* [RECORD SET]
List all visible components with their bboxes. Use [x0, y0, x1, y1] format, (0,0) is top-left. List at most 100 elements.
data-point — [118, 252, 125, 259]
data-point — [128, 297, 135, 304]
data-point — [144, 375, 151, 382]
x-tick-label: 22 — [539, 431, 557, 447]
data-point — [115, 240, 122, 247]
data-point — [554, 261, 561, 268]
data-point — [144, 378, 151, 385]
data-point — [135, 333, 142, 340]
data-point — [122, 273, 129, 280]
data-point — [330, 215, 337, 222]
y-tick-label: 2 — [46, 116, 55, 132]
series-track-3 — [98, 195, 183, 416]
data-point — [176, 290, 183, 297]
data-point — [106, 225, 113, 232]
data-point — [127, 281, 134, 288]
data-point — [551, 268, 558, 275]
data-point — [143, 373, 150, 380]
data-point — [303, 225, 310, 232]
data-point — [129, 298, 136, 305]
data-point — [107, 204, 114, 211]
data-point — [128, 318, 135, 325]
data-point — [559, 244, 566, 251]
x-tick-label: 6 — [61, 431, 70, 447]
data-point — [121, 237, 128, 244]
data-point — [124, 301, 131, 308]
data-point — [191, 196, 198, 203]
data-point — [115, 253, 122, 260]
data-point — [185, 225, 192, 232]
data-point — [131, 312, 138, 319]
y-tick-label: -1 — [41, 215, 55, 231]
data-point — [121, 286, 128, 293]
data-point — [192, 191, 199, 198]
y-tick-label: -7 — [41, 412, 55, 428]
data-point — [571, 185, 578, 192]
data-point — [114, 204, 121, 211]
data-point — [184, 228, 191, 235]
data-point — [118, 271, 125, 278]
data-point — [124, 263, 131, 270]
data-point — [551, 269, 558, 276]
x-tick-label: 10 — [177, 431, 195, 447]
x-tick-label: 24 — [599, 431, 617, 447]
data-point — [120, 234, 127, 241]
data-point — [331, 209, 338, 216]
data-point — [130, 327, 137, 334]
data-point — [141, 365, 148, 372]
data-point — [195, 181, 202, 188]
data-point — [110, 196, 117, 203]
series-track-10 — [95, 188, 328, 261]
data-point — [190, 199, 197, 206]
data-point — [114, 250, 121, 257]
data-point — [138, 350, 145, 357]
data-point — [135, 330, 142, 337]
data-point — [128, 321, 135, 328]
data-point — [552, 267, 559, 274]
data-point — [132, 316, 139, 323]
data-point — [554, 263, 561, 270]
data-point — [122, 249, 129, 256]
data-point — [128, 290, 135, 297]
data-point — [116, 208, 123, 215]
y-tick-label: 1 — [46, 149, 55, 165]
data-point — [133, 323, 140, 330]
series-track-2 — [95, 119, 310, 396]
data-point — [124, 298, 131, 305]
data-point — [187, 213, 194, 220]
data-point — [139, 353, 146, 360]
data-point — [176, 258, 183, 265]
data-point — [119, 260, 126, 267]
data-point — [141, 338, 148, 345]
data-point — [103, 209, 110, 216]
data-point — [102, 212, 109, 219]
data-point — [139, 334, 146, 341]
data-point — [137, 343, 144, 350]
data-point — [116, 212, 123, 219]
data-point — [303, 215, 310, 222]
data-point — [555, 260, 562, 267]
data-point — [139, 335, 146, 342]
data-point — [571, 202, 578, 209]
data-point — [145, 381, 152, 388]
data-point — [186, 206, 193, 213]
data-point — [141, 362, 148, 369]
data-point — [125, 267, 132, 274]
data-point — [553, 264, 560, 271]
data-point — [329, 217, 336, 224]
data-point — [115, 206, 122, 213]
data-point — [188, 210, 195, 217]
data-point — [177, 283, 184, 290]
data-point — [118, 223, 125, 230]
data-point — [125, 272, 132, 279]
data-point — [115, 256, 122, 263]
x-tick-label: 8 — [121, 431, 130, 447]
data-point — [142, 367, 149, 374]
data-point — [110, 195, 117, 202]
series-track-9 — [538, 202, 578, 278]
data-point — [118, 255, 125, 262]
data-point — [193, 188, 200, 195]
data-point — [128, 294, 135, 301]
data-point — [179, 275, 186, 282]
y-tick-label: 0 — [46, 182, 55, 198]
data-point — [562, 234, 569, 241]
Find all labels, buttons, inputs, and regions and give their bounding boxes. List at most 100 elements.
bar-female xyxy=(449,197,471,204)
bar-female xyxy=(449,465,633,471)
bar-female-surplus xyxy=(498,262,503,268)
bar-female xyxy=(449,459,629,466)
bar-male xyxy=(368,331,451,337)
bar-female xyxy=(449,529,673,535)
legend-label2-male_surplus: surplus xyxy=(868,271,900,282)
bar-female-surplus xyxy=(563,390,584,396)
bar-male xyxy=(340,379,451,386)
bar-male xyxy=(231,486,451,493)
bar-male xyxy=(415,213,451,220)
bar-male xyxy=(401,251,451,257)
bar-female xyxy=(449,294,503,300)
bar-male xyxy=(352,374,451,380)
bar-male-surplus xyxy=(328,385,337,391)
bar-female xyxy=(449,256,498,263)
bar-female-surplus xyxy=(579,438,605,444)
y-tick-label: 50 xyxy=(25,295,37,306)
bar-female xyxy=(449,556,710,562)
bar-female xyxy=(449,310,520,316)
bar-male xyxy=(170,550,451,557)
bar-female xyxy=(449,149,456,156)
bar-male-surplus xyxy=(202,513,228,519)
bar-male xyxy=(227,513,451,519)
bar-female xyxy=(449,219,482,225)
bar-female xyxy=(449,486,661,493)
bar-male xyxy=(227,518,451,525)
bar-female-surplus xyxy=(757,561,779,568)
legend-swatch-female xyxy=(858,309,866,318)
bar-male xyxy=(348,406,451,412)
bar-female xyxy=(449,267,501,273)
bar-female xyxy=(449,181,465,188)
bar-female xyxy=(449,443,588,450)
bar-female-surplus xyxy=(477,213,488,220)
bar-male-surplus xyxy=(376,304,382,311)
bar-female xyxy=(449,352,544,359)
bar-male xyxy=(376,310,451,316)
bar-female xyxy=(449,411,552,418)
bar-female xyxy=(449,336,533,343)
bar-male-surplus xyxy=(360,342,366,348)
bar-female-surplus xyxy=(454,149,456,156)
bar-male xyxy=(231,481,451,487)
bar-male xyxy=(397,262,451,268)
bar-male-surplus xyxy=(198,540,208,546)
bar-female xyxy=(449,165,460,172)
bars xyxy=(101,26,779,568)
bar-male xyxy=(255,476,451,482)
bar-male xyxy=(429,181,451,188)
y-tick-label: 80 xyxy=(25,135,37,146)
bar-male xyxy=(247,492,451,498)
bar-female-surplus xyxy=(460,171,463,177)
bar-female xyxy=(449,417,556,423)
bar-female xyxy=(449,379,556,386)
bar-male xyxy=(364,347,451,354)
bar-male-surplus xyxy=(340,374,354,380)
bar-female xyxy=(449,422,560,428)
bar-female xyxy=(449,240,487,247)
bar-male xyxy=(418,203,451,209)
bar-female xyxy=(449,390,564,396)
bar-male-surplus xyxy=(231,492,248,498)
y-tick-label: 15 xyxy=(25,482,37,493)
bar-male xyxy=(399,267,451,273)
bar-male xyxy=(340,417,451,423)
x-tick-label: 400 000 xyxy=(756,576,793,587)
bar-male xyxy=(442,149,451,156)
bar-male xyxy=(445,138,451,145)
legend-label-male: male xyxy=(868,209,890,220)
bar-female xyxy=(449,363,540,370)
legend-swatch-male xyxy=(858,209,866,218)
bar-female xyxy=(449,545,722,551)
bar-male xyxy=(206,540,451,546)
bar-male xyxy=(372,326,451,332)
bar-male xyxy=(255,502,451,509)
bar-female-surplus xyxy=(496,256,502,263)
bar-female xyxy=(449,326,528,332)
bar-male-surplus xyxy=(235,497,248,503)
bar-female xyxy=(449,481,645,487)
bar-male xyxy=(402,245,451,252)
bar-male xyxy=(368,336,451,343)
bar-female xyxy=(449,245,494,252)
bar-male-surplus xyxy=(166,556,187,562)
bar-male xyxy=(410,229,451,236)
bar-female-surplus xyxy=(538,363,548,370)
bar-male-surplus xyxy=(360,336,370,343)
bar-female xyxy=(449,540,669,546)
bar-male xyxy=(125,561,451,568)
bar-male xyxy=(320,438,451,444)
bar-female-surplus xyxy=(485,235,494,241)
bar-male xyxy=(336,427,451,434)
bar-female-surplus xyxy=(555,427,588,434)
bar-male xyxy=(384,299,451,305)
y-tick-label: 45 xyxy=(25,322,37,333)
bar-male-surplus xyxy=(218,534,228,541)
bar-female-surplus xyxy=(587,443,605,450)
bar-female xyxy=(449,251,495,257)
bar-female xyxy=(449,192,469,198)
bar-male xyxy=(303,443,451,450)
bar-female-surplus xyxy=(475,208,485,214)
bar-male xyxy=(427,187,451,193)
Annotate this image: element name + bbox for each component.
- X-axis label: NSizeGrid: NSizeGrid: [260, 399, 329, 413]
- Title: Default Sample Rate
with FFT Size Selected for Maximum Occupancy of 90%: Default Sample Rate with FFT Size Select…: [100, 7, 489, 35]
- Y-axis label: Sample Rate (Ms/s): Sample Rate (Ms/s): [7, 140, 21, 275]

* [WORK TO BE COMPLETED]
Rewrite the lines from the first one through the line that contains "data-point — [551, 268, 558, 275]", putting "x-axis-label" in place of "x-tick-label" and leaving everything else unchanged.

* [ANSWER IN FULL]
List all visible components with their bboxes. Use [x0, y0, x1, y1] format, (0,0) is top-left. List at most 100 elements.
data-point — [118, 252, 125, 259]
data-point — [128, 297, 135, 304]
data-point — [144, 375, 151, 382]
x-axis-label: 22 — [539, 431, 557, 447]
data-point — [115, 240, 122, 247]
data-point — [554, 261, 561, 268]
data-point — [144, 378, 151, 385]
data-point — [135, 333, 142, 340]
data-point — [122, 273, 129, 280]
data-point — [330, 215, 337, 222]
y-tick-label: 2 — [46, 116, 55, 132]
series-track-3 — [98, 195, 183, 416]
data-point — [176, 290, 183, 297]
data-point — [106, 225, 113, 232]
data-point — [127, 281, 134, 288]
data-point — [551, 268, 558, 275]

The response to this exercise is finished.